What you need to do
All lines in the data bearing the string "kind" should be identified and copied.

Supplied entries

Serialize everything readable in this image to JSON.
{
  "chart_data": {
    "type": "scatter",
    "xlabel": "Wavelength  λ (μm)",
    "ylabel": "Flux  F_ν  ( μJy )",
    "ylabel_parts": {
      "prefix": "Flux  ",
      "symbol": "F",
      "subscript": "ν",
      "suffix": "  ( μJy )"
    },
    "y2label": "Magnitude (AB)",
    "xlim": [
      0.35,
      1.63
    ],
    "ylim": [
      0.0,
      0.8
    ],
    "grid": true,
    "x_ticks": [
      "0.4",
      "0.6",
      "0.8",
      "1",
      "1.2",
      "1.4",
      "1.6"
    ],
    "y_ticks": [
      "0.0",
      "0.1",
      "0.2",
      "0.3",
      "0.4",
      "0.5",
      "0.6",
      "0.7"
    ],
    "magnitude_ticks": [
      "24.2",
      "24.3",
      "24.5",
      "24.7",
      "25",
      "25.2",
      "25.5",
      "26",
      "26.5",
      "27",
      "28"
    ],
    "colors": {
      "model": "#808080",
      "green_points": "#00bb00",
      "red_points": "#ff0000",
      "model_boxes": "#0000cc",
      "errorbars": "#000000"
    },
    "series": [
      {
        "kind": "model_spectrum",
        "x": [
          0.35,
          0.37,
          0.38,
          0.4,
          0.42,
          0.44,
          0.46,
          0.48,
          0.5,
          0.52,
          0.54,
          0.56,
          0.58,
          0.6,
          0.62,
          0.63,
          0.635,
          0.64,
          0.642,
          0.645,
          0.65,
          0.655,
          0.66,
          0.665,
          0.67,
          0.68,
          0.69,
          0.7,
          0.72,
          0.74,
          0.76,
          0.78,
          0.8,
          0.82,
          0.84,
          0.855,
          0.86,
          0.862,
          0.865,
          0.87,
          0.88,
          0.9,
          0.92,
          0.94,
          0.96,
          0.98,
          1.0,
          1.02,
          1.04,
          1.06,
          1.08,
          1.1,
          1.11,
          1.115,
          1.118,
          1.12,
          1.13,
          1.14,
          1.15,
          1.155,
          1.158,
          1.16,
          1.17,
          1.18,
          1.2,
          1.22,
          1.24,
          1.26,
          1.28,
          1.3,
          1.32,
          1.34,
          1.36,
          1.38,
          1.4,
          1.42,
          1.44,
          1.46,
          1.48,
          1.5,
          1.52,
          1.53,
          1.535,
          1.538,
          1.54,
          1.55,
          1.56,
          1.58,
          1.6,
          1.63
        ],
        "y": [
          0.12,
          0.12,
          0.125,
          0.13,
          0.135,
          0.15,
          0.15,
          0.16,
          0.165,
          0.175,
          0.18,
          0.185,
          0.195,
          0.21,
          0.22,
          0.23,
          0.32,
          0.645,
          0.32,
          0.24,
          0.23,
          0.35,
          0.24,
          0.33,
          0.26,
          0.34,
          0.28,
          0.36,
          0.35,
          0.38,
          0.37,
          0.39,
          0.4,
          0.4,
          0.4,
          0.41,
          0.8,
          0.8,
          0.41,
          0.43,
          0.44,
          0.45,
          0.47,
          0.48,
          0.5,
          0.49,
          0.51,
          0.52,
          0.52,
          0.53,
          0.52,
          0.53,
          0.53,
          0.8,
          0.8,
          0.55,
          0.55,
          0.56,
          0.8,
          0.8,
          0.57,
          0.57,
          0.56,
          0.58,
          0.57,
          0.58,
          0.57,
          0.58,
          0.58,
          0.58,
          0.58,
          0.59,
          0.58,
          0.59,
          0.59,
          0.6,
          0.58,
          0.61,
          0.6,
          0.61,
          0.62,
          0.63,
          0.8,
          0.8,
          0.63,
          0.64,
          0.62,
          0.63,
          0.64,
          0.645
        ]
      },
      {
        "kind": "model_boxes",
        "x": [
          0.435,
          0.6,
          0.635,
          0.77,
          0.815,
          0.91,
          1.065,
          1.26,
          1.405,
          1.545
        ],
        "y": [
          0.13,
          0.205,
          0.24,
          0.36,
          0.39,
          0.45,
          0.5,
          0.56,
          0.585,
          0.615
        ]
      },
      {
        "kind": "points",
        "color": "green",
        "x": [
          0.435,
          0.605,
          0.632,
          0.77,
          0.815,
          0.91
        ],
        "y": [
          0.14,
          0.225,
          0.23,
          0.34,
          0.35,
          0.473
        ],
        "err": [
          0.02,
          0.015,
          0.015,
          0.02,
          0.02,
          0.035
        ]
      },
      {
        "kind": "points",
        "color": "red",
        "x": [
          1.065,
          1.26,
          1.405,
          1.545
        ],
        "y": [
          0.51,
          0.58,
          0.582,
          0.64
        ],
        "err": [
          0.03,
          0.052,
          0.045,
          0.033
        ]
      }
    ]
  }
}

Completed exercise
        "kind": "model_spectrum",
        "kind": "model_boxes",
        "kind": "points",
        "kind": "points",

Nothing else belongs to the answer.